Decide whether each statement below agrees with the post about Neil Ashdown's essay, answering yes or no and quoting the exact words from the post that settle it. 1. The competition results were announced in July. 2. Neil Ashdown was awarded joint fourth place. 3. Laurence Legon's essay deals with the threat of engineered pandemics.

> [Page text]
_ _ _ _

Sensemaking, systemic competition, and the social compact: Neil Ashdown

Below we hear from third year student Neil Ashdown, who was awarded joint fourth place in a Defence Science and Technology Laboratory (Dstl) student competition in which students were asked to write an essay about potential threats and opportunities.  

In July last year I submitted an essay to a competition organised by the UK’s Defence Science and Technology Laboratory (Dstl). The question posed by the competition organisers was: “what do you believe to be the future threats or opportunities facing UK defence and security over the next 25 years?” The results of the competition were announced in December and my essay – ‘Sensemaking, systemic competition, and the social compact’ – was among those chosen for publication by Dstl. You can read the essays here.

Recurrent themes across the papers include the societal impact of disinformation (as in the essays by Edward Holland and Fearghal Hughes) and the potential for cyber-enabled disruption of critical infrastructure (as examined by Richard Brown, Valerie Buckland, and Hughes). The potential security risks of advances in biotechnology also feature prominently. Laurence Legon’s essay on the threat of engineered pandemics is a fascinating read; his thoughts on responsible technological research are highly relevant for work on cyber security. Similarly, Jack Suitor’s article on the security threats posed by academic publishing is a searing analysis of a system that directly affects every academic’s work.

My essay is partly about how governments try to make sense of complex threats and hazards. In the 20th century, this ‘sensemaking’ functions was concentrated in state intelligence agencies. However, in an increasingly complex world, marked by emerging threats and rapid technological change, there is a pressing need to expand this sensemaking apparatus beyond the parts of government that operate in windowless rooms and behind green baize doors. The increasing reliance of government agencies on tech companies for data processing and analysis is one example of this dynamic.

_ _ _ _

Collected data

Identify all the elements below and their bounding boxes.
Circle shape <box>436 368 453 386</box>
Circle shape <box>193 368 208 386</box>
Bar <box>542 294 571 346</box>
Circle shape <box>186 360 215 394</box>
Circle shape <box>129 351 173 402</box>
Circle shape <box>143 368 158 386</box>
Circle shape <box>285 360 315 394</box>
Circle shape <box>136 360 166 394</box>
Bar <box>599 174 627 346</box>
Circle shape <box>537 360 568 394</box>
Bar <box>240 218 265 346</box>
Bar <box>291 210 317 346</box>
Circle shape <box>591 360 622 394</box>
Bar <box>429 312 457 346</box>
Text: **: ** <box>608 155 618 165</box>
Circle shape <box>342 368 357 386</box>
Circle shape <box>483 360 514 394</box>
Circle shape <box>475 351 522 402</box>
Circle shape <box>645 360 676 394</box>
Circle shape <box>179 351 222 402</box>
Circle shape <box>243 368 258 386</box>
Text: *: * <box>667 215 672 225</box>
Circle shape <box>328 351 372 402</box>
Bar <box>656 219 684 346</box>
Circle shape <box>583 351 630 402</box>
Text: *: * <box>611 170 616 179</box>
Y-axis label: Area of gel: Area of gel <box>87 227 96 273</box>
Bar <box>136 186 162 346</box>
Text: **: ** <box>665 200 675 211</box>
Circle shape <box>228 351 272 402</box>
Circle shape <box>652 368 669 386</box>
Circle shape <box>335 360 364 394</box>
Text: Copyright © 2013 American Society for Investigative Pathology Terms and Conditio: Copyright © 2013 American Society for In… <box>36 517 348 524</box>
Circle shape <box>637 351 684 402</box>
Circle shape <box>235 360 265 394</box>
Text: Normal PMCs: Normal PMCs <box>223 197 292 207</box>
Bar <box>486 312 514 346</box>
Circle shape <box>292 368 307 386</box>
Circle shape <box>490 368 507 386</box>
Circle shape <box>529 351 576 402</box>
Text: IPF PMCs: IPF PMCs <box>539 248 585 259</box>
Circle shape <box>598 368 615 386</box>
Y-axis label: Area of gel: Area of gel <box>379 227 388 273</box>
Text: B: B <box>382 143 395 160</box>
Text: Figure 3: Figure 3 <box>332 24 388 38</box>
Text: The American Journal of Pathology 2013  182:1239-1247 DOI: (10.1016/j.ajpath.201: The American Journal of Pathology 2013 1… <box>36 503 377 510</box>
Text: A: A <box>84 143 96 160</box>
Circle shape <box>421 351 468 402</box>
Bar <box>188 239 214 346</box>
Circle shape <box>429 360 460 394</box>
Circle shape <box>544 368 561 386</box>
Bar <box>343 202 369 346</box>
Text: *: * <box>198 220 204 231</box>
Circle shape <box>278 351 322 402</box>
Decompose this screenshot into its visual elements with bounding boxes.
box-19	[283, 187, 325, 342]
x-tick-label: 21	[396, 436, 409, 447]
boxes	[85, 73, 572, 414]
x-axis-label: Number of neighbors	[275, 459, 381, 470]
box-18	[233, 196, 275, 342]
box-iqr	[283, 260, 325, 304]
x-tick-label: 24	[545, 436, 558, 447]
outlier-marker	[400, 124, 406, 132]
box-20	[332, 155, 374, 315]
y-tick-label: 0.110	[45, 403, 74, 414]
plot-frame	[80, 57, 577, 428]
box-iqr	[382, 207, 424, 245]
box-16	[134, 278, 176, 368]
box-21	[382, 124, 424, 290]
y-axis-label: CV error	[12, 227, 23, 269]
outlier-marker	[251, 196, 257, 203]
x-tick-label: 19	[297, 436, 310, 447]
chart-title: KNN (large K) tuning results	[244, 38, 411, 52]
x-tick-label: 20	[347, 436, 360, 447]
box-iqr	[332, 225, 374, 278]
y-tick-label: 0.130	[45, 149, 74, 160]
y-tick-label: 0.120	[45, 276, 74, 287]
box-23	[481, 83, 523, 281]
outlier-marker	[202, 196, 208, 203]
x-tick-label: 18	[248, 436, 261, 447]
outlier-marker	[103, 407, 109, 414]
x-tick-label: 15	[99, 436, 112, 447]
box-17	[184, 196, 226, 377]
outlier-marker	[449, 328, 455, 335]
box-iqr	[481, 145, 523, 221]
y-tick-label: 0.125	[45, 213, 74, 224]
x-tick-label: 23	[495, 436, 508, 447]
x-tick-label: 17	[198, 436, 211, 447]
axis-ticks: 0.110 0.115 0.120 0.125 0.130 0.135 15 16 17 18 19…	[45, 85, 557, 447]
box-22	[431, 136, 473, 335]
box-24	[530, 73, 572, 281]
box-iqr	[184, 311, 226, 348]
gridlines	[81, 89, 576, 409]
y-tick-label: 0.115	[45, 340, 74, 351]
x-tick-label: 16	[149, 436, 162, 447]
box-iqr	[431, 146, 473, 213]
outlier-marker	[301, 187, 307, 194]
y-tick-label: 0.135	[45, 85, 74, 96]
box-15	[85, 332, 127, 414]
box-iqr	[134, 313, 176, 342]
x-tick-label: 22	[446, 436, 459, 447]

_ _ _ _

> [Solved exercise]
1. No: "The results of the competition were announced in December"
2. Yes: "was awarded joint fourth place"
3. Yes: "Laurence Legon’s essay on the threat of engineered pandemics"